WHAT YOU NEED TO DO:
Look through the data below. Collect every line where the word "communication" occurs.
— start EXTRACTED INFORMATION —
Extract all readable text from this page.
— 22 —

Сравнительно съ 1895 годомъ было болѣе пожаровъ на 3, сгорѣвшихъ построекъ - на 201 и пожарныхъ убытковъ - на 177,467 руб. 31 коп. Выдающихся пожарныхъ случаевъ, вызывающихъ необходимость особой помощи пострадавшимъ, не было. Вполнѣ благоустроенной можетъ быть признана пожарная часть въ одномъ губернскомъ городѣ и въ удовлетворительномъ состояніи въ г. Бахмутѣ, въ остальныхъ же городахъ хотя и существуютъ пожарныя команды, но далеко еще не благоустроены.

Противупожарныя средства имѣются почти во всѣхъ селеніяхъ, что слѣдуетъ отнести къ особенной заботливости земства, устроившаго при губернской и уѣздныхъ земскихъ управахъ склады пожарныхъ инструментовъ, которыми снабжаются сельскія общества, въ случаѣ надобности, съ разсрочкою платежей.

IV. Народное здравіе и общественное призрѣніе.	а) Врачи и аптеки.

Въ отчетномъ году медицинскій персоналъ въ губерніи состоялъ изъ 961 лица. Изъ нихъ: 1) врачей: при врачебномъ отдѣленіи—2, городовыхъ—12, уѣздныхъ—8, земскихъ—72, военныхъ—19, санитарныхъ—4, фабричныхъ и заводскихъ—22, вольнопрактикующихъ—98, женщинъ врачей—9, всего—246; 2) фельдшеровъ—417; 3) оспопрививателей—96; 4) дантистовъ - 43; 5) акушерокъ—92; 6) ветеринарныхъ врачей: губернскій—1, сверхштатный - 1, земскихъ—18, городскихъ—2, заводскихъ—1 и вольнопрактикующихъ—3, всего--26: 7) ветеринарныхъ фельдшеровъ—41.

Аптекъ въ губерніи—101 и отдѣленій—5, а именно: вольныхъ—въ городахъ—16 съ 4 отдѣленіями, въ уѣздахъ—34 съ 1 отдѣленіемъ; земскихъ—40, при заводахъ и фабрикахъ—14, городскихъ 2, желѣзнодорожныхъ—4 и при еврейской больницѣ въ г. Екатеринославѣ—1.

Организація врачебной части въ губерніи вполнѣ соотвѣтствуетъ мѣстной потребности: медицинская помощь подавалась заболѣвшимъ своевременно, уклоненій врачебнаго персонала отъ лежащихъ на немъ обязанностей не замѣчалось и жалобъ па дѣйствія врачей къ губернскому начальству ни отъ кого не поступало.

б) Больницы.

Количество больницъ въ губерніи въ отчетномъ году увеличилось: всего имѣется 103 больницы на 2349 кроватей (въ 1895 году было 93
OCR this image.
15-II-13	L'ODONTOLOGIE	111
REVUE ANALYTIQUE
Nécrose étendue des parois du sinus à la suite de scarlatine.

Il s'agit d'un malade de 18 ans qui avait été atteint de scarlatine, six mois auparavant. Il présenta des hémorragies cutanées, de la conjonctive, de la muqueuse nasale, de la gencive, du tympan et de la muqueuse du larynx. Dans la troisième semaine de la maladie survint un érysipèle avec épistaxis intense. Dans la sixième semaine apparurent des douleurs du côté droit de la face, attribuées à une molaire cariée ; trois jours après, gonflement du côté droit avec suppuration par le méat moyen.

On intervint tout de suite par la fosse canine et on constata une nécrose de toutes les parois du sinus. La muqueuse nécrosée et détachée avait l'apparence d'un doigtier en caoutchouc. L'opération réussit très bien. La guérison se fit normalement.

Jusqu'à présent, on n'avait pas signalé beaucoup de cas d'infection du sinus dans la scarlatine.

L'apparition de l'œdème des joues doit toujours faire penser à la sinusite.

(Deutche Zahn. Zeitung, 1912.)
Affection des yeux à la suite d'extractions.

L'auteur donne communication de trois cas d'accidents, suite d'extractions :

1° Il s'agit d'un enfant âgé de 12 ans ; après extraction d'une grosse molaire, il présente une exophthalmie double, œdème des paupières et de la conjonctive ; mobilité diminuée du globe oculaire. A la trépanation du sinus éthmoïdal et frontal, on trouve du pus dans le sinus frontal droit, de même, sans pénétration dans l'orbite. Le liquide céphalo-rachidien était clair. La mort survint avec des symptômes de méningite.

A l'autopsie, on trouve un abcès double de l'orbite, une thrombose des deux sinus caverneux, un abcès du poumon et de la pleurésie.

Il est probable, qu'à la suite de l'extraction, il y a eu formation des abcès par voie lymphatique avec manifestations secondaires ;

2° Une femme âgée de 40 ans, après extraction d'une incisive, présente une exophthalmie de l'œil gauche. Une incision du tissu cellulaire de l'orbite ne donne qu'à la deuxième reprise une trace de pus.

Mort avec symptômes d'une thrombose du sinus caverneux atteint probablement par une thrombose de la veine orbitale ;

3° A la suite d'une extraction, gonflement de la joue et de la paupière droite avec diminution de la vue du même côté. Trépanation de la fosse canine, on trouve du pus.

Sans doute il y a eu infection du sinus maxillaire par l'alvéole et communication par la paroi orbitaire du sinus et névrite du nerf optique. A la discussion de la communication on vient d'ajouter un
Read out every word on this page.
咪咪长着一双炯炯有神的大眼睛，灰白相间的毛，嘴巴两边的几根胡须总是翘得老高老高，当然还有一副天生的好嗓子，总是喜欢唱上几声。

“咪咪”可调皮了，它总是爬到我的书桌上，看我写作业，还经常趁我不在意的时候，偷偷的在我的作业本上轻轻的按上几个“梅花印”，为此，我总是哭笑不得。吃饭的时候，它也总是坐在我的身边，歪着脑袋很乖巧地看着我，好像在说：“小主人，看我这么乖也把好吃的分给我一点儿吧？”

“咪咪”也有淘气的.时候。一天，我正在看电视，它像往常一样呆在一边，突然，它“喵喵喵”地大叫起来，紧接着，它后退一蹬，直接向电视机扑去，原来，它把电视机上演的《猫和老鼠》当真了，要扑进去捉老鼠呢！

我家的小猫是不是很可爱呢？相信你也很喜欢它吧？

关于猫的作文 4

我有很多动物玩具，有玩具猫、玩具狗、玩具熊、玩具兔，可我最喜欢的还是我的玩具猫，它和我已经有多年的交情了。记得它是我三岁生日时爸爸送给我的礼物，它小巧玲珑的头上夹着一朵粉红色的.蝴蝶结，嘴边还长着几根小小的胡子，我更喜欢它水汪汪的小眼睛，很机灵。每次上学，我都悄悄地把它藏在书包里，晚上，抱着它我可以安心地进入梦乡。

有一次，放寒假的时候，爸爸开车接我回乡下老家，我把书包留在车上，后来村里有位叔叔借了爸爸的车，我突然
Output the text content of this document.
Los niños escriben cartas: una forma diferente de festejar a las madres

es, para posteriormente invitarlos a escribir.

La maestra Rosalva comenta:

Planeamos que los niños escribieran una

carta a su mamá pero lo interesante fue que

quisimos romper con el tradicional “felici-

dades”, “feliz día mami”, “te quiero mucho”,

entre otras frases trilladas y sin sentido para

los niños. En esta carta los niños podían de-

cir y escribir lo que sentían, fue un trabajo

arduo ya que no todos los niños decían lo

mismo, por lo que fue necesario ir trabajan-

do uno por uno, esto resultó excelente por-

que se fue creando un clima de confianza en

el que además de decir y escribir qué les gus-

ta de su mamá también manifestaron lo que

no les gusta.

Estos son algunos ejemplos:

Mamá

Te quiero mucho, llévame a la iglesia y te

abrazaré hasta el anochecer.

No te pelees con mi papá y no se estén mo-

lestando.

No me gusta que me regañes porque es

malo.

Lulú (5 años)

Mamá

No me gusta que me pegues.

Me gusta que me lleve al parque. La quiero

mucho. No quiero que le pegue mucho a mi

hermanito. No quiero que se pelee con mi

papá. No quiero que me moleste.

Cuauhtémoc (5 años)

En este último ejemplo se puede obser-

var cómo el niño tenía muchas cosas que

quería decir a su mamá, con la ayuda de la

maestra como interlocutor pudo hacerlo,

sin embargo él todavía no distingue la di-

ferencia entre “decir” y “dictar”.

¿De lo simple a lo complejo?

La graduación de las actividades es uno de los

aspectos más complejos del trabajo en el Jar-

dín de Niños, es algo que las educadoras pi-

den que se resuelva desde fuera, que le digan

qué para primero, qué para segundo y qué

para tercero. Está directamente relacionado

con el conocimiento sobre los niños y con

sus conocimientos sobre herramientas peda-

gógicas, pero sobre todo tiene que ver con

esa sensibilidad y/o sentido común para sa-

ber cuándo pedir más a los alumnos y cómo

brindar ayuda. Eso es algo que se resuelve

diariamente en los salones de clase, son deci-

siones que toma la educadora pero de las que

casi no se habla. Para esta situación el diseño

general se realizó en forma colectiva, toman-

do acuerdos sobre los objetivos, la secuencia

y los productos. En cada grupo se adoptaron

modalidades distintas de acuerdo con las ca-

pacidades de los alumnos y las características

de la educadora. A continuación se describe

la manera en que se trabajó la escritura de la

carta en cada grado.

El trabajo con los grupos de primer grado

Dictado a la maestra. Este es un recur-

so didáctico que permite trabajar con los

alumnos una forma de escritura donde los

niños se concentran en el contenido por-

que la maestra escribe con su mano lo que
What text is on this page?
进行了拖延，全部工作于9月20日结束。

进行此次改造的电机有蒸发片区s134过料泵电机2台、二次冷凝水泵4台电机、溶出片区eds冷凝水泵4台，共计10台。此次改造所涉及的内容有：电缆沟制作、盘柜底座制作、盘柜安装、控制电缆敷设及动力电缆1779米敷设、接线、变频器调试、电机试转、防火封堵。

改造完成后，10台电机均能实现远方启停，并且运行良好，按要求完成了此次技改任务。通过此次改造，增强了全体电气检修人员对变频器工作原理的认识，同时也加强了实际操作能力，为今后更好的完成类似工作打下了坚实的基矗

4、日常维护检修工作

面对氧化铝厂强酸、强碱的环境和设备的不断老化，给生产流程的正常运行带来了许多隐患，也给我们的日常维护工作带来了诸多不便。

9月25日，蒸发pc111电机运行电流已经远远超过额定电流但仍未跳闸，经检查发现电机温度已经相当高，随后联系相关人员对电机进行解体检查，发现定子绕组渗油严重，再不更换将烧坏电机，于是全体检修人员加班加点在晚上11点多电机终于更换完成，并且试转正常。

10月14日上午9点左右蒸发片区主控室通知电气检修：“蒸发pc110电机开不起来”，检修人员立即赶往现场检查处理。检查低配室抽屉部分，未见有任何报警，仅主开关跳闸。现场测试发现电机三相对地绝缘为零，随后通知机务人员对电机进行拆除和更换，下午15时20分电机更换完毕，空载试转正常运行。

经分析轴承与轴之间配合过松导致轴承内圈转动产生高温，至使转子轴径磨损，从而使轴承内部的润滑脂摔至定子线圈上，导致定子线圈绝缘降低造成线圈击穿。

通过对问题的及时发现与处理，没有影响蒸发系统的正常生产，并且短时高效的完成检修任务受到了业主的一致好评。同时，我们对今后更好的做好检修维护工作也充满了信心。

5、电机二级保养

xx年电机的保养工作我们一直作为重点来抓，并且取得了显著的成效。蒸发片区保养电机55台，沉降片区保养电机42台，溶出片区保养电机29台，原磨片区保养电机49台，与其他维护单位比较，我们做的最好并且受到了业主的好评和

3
— end EXTRACTED INFORMATION —
SOLUTION TO THIS EXERCISE:
L'auteur donne communication de trois cas d'accidents, suite d'extractions :
Sans doute il y a eu infection du sinus maxillaire par l'alvéole et communication par la paroi orbitaire du sinus et névrite du nerf optique. A la discussion de la communication on vient d'ajouter un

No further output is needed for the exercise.